TASK BRIEF:
Repeat, line for line, the entries printed below.

[Begin DATA SUPPLIED]

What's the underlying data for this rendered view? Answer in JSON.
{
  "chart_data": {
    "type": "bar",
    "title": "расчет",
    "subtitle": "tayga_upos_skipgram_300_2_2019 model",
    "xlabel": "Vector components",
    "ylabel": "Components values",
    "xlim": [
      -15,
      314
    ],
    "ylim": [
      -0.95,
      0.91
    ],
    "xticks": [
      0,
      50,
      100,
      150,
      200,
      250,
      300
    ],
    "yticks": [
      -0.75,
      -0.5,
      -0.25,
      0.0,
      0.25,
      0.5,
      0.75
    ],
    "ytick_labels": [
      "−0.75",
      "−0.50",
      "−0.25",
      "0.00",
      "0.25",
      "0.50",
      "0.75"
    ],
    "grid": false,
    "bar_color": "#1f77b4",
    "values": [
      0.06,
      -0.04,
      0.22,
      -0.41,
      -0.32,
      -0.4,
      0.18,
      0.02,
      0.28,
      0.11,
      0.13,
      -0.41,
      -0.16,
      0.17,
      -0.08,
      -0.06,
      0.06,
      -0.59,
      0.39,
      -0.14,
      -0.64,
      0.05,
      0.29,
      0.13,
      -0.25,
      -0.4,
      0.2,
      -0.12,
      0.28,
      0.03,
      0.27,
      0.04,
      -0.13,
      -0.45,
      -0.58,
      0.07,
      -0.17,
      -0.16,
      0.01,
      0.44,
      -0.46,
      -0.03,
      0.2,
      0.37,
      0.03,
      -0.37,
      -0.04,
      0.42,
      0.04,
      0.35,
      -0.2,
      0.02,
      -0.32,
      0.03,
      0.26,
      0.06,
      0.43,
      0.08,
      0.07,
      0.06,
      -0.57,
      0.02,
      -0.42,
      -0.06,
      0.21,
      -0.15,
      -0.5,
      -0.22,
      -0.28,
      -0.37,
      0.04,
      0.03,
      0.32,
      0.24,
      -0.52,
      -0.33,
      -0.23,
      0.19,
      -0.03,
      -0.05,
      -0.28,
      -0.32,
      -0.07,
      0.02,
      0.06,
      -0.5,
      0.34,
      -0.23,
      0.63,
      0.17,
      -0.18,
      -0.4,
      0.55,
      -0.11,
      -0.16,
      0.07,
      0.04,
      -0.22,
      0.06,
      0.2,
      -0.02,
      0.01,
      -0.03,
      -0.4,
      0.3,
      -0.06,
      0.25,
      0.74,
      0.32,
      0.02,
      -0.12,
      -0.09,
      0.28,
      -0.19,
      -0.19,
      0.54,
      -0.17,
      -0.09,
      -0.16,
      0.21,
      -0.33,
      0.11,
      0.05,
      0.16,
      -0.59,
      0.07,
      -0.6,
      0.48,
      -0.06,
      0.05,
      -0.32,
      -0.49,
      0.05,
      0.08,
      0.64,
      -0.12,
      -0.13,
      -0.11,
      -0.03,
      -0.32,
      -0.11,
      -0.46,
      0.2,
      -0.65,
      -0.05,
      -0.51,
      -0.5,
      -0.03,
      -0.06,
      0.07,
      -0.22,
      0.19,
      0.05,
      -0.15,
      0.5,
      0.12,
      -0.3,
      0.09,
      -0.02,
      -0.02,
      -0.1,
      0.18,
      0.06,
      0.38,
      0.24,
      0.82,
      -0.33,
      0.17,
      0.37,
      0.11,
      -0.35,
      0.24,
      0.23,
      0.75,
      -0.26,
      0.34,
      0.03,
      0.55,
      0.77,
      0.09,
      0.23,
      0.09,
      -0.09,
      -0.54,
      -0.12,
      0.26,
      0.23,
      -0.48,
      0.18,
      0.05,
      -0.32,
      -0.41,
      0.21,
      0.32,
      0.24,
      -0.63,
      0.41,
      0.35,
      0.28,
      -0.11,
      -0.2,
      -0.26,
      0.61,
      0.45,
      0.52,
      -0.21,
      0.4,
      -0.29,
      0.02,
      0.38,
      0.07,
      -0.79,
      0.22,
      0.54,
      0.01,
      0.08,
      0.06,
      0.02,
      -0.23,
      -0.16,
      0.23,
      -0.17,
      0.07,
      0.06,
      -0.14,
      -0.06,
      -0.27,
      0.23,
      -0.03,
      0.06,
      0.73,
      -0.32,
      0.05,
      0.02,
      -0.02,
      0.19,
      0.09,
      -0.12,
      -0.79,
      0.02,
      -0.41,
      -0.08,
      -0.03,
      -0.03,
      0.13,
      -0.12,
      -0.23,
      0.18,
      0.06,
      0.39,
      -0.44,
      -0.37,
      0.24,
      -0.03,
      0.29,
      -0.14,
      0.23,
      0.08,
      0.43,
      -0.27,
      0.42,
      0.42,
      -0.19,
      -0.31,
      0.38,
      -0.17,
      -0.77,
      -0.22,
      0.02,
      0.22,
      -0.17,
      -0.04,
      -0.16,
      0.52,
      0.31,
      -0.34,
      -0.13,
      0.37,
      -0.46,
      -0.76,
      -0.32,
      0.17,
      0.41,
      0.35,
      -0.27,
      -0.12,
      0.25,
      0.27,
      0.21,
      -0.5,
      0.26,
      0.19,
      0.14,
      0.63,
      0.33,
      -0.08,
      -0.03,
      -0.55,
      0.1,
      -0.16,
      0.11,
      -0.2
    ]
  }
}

[End DATA SUPPLIED]

THE COMPLETED TASK:
What's the underlying data for this rendered view? Answer in JSON.
{
  "chart_data": {
    "type": "bar",
    "title": "расчет",
    "subtitle": "tayga_upos_skipgram_300_2_2019 model",
    "xlabel": "Vector components",
    "ylabel": "Components values",
    "xlim": [
      -15,
      314
    ],
    "ylim": [
      -0.95,
      0.91
    ],
    "xticks": [
      0,
      50,
      100,
      150,
      200,
      250,
      300
    ],
    "yticks": [
      -0.75,
      -0.5,
      -0.25,
      0.0,
      0.25,
      0.5,
      0.75
    ],
    "ytick_labels": [
      "−0.75",
      "−0.50",
      "−0.25",
      "0.00",
      "0.25",
      "0.50",
      "0.75"
    ],
    "grid": false,
    "bar_color": "#1f77b4",
    "values": [
      0.06,
      -0.04,
      0.22,
      -0.41,
      -0.32,
      -0.4,
      0.18,
      0.02,
      0.28,
      0.11,
      0.13,
      -0.41,
      -0.16,
      0.17,
      -0.08,
      -0.06,
      0.06,
      -0.59,
      0.39,
      -0.14,
      -0.64,
      0.05,
      0.29,
      0.13,
      -0.25,
      -0.4,
      0.2,
      -0.12,
      0.28,
      0.03,
      0.27,
      0.04,
      -0.13,
      -0.45,
      -0.58,
      0.07,
      -0.17,
      -0.16,
      0.01,
      0.44,
      -0.46,
      -0.03,
      0.2,
      0.37,
      0.03,
      -0.37,
      -0.04,
      0.42,
      0.04,
      0.35,
      -0.2,
      0.02,
      -0.32,
      0.03,
      0.26,
      0.06,
      0.43,
      0.08,
      0.07,
      0.06,
      -0.57,
      0.02,
      -0.42,
      -0.06,
      0.21,
      -0.15,
      -0.5,
      -0.22,
      -0.28,
      -0.37,
      0.04,
      0.03,
      0.32,
      0.24,
      -0.52,
      -0.33,
      -0.23,
      0.19,
      -0.03,
      -0.05,
      -0.28,
      -0.32,
      -0.07,
      0.02,
      0.06,
      -0.5,
      0.34,
      -0.23,
      0.63,
      0.17,
      -0.18,
      -0.4,
      0.55,
      -0.11,
      -0.16,
      0.07,
      0.04,
      -0.22,
      0.06,
      0.2,
      -0.02,
      0.01,
      -0.03,
      -0.4,
      0.3,
      -0.06,
      0.25,
      0.74,
      0.32,
      0.02,
      -0.12,
      -0.09,
      0.28,
      -0.19,
      -0.19,
      0.54,
      -0.17,
      -0.09,
      -0.16,
      0.21,
      -0.33,
      0.11,
      0.05,
      0.16,
      -0.59,
      0.07,
      -0.6,
      0.48,
      -0.06,
      0.05,
      -0.32,
      -0.49,
      0.05,
      0.08,
      0.64,
      -0.12,
      -0.13,
      -0.11,
      -0.03,
      -0.32,
      -0.11,
      -0.46,
      0.2,
      -0.65,
      -0.05,
      -0.51,
      -0.5,
      -0.03,
      -0.06,
      0.07,
      -0.22,
      0.19,
      0.05,
      -0.15,
      0.5,
      0.12,
      -0.3,
      0.09,
      -0.02,
      -0.02,
      -0.1,
      0.18,
      0.06,
      0.38,
      0.24,
      0.82,
      -0.33,
      0.17,
      0.37,
      0.11,
      -0.35,
      0.24,
      0.23,
      0.75,
      -0.26,
      0.34,
      0.03,
      0.55,
      0.77,
      0.09,
      0.23,
      0.09,
      -0.09,
      -0.54,
      -0.12,
      0.26,
      0.23,
      -0.48,
      0.18,
      0.05,
      -0.32,
      -0.41,
      0.21,
      0.32,
      0.24,
      -0.63,
      0.41,
      0.35,
      0.28,
      -0.11,
      -0.2,
      -0.26,
      0.61,
      0.45,
      0.52,
      -0.21,
      0.4,
      -0.29,
      0.02,
      0.38,
      0.07,
      -0.79,
      0.22,
      0.54,
      0.01,
      0.08,
      0.06,
      0.02,
      -0.23,
      -0.16,
      0.23,
      -0.17,
      0.07,
      0.06,
      -0.14,
      -0.06,
      -0.27,
      0.23,
      -0.03,
      0.06,
      0.73,
      -0.32,
      0.05,
      0.02,
      -0.02,
      0.19,
      0.09,
      -0.12,
      -0.79,
      0.02,
      -0.41,
      -0.08,
      -0.03,
      -0.03,
      0.13,
      -0.12,
      -0.23,
      0.18,
      0.06,
      0.39,
      -0.44,
      -0.37,
      0.24,
      -0.03,
      0.29,
      -0.14,
      0.23,
      0.08,
      0.43,
      -0.27,
      0.42,
      0.42,
      -0.19,
      -0.31,
      0.38,
      -0.17,
      -0.77,
      -0.22,
      0.02,
      0.22,
      -0.17,
      -0.04,
      -0.16,
      0.52,
      0.31,
      -0.34,
      -0.13,
      0.37,
      -0.46,
      -0.76,
      -0.32,
      0.17,
      0.41,
      0.35,
      -0.27,
      -0.12,
      0.25,
      0.27,
      0.21,
      -0.5,
      0.26,
      0.19,
      0.14,
      0.63,
      0.33,
      -0.08,
      -0.03,
      -0.55,
      0.1,
      -0.16,
      0.11,
      -0.2
    ]
  }
}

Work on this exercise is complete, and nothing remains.